* **Objective**: Can you pull out each line of the data below that includes the word "Synology"?

▬▬▬▬▬▬▬▬▬▬

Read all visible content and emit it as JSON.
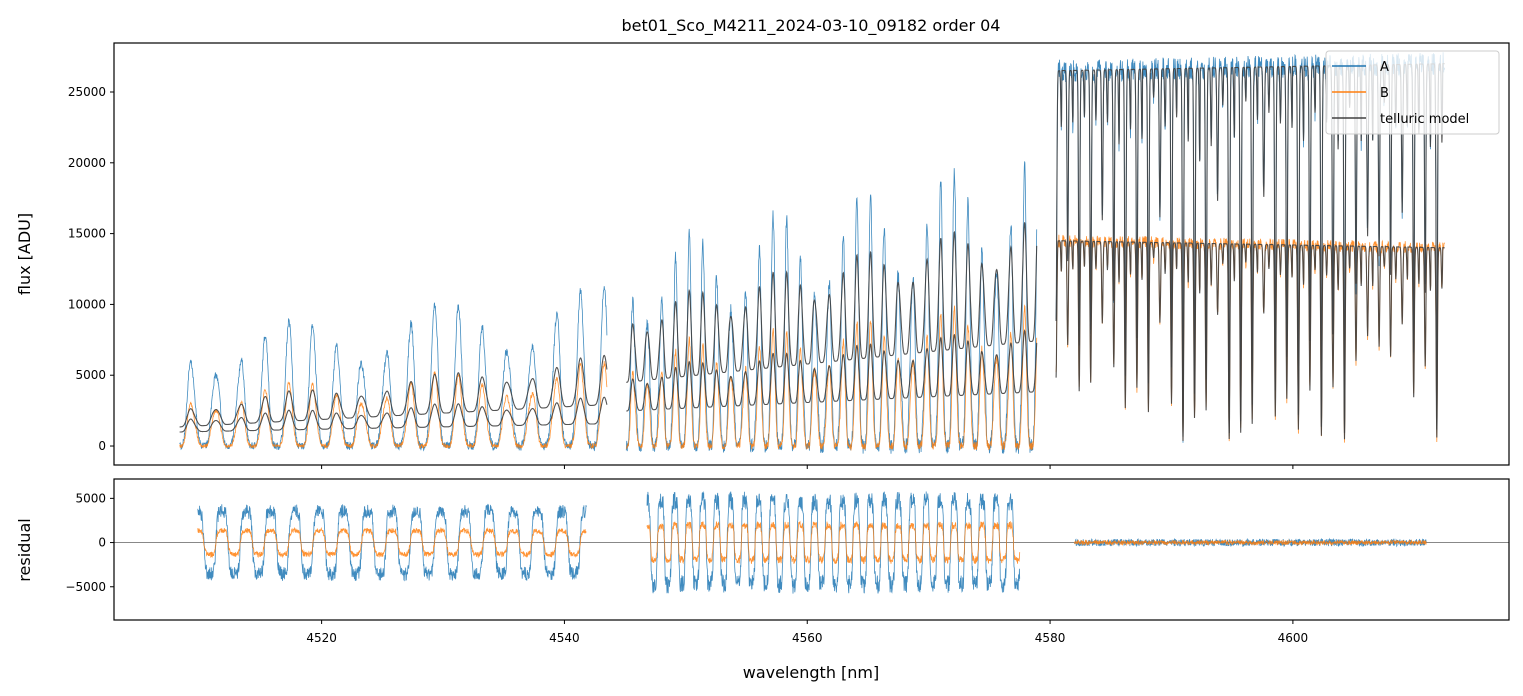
{
  "chart_data": {
    "type": "line",
    "title": "bet01_Sco_M4211_2024-03-10_09182  order 04",
    "xlabel": "wavelength [nm]",
    "xlim": [
      4502.9,
      4617.8
    ],
    "xticks": [
      4520,
      4540,
      4560,
      4580,
      4600
    ],
    "xtick_labels": [
      "4520",
      "4540",
      "4560",
      "4580",
      "4600"
    ],
    "panels": [
      {
        "name": "flux",
        "ylabel": "flux [ADU]",
        "ylim": [
          -1340,
          28460
        ],
        "yticks": [
          0,
          5000,
          10000,
          15000,
          20000,
          25000
        ],
        "ytick_labels": [
          "0",
          "5000",
          "10000",
          "15000",
          "20000",
          "25000"
        ],
        "legend": {
          "placement": "top-right",
          "entries": [
            "A",
            "B",
            "telluric model"
          ]
        },
        "segments": [
          {
            "range": [
              4508.3,
              4543.5
            ],
            "style": "periodic",
            "period": 2.0,
            "A_level": [
              8000,
              11500
            ],
            "B_level": [
              4000,
              6000
            ],
            "model_levels": [
              [
                3000,
                6500
              ],
              [
                2200,
                3500
              ]
            ]
          },
          {
            "range": [
              4545.1,
              4578.9
            ],
            "style": "periodic",
            "period": 1.15,
            "A_level": [
              14000,
              21000
            ],
            "B_level": [
              7000,
              10500
            ],
            "model_levels": [
              [
                10000,
                16500
              ],
              [
                5500,
                8500
              ]
            ]
          },
          {
            "range": [
              4580.5,
              4612.5
            ],
            "style": "lines",
            "period": 0.95,
            "A_level": [
              26500,
              27000
            ],
            "B_level": [
              14500,
              14000
            ],
            "model_levels": [
              [
                26500,
                27000
              ],
              [
                14500,
                14000
              ]
            ]
          }
        ]
      },
      {
        "name": "residual",
        "ylabel": "residual",
        "ylim": [
          -8760,
          7190
        ],
        "yticks": [
          -5000,
          0,
          5000
        ],
        "ytick_labels": [
          "−5000",
          "0",
          "5000"
        ],
        "zero_line": 0,
        "segments": [
          {
            "range": [
              4509.8,
              4541.8
            ],
            "A_amp": 4500,
            "B_amp": 1700,
            "period": 2.0
          },
          {
            "range": [
              4546.8,
              4577.5
            ],
            "A_amp": 6000,
            "B_amp": 2500,
            "period": 1.15
          },
          {
            "range": [
              4582.0,
              4611.0
            ],
            "A_amp": 400,
            "B_amp": 250,
            "period": 0.95
          }
        ]
      }
    ],
    "series": [
      {
        "name": "A",
        "color": "#1f77b4"
      },
      {
        "name": "B",
        "color": "#ff7f0e"
      },
      {
        "name": "telluric model",
        "color": "#404040"
      }
    ]
  }
}
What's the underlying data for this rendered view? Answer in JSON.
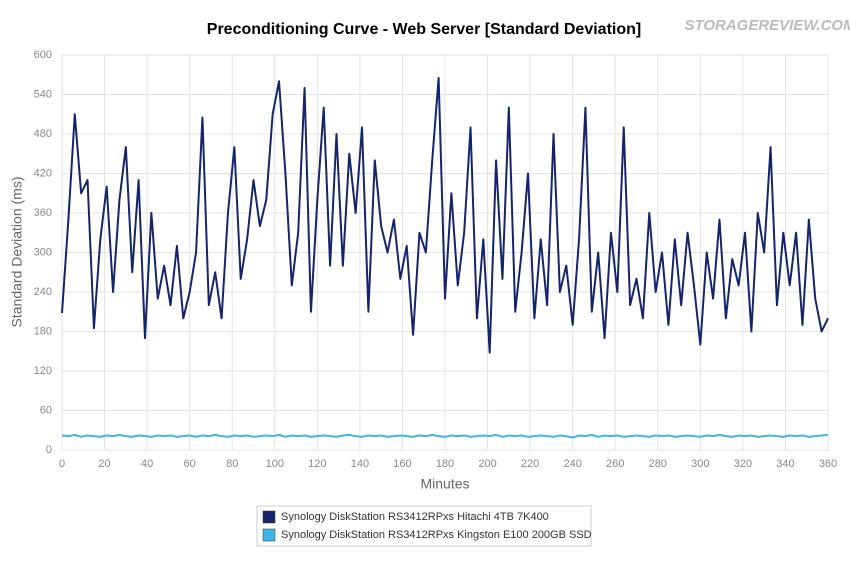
{
  "chart_data": {
    "type": "line",
    "title": "Preconditioning Curve - Web Server [Standard Deviation]",
    "watermark": "STORAGEREVIEW.COM",
    "x_label": "Minutes",
    "y_label": "Standard Deviation (ms)",
    "x": [
      0,
      3,
      6,
      9,
      12,
      15,
      18,
      21,
      24,
      27,
      30,
      33,
      36,
      39,
      42,
      45,
      48,
      51,
      54,
      57,
      60,
      63,
      66,
      69,
      72,
      75,
      78,
      81,
      84,
      87,
      90,
      93,
      96,
      99,
      102,
      105,
      108,
      111,
      114,
      117,
      120,
      123,
      126,
      129,
      132,
      135,
      138,
      141,
      144,
      147,
      150,
      153,
      156,
      159,
      162,
      165,
      168,
      171,
      174,
      177,
      180,
      183,
      186,
      189,
      192,
      195,
      198,
      201,
      204,
      207,
      210,
      213,
      216,
      219,
      222,
      225,
      228,
      231,
      234,
      237,
      240,
      243,
      246,
      249,
      252,
      255,
      258,
      261,
      264,
      267,
      270,
      273,
      276,
      279,
      282,
      285,
      288,
      291,
      294,
      297,
      300,
      303,
      306,
      309,
      312,
      315,
      318,
      321,
      324,
      327,
      330,
      333,
      336,
      339,
      342,
      345,
      348,
      351,
      354,
      357,
      360
    ],
    "series": [
      {
        "name": "Synology DiskStation RS3412RPxs Hitachi 4TB 7K400",
        "color": "#15246b",
        "values": [
          208,
          350,
          510,
          390,
          410,
          185,
          320,
          400,
          240,
          380,
          460,
          270,
          410,
          170,
          360,
          230,
          280,
          220,
          310,
          200,
          240,
          300,
          505,
          220,
          270,
          200,
          360,
          460,
          260,
          320,
          410,
          340,
          380,
          510,
          560,
          420,
          250,
          330,
          550,
          210,
          380,
          520,
          280,
          480,
          280,
          450,
          360,
          490,
          210,
          440,
          340,
          300,
          350,
          260,
          310,
          175,
          330,
          300,
          440,
          565,
          230,
          390,
          250,
          330,
          490,
          200,
          320,
          148,
          440,
          260,
          520,
          210,
          300,
          420,
          200,
          320,
          220,
          480,
          240,
          280,
          190,
          320,
          520,
          210,
          300,
          170,
          330,
          240,
          490,
          220,
          260,
          200,
          360,
          240,
          300,
          190,
          320,
          220,
          330,
          250,
          160,
          300,
          230,
          350,
          200,
          290,
          250,
          330,
          180,
          360,
          300,
          460,
          220,
          330,
          250,
          330,
          190,
          350,
          230,
          180,
          200
        ]
      },
      {
        "name": "Synology DiskStation RS3412RPxs Kingston E100 200GB SSD",
        "color": "#3db5e6",
        "values": [
          22,
          21,
          23,
          20,
          22,
          21,
          20,
          22,
          21,
          23,
          21,
          20,
          22,
          21,
          20,
          22,
          21,
          22,
          20,
          21,
          22,
          20,
          22,
          21,
          23,
          21,
          20,
          22,
          21,
          22,
          20,
          21,
          22,
          21,
          23,
          20,
          22,
          21,
          22,
          20,
          21,
          22,
          21,
          20,
          22,
          23,
          21,
          20,
          22,
          21,
          22,
          20,
          21,
          22,
          21,
          20,
          22,
          21,
          23,
          21,
          20,
          22,
          21,
          22,
          20,
          21,
          22,
          21,
          23,
          20,
          22,
          21,
          22,
          20,
          21,
          22,
          21,
          20,
          22,
          21,
          19,
          22,
          21,
          23,
          20,
          22,
          21,
          22,
          20,
          21,
          22,
          21,
          20,
          22,
          21,
          22,
          20,
          21,
          22,
          21,
          20,
          22,
          21,
          23,
          21,
          20,
          22,
          21,
          22,
          20,
          21,
          22,
          21,
          20,
          22,
          21,
          22,
          20,
          21,
          22,
          23
        ]
      }
    ],
    "xlim": [
      0,
      360
    ],
    "xticks": [
      0,
      20,
      40,
      60,
      80,
      100,
      120,
      140,
      160,
      180,
      200,
      220,
      240,
      260,
      280,
      300,
      320,
      340,
      360
    ],
    "ylim": [
      0,
      600
    ],
    "yticks": [
      0,
      60,
      120,
      180,
      240,
      300,
      360,
      420,
      480,
      540,
      600
    ],
    "grid": true,
    "legend": "bottom"
  }
}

▬▬▬▬▬▬▬▬▬▬

* **In response**:
        "name": "Synology DiskStation RS3412RPxs Hitachi 4TB 7K400",
        "name": "Synology DiskStation RS3412RPxs Kingston E100 200GB SSD",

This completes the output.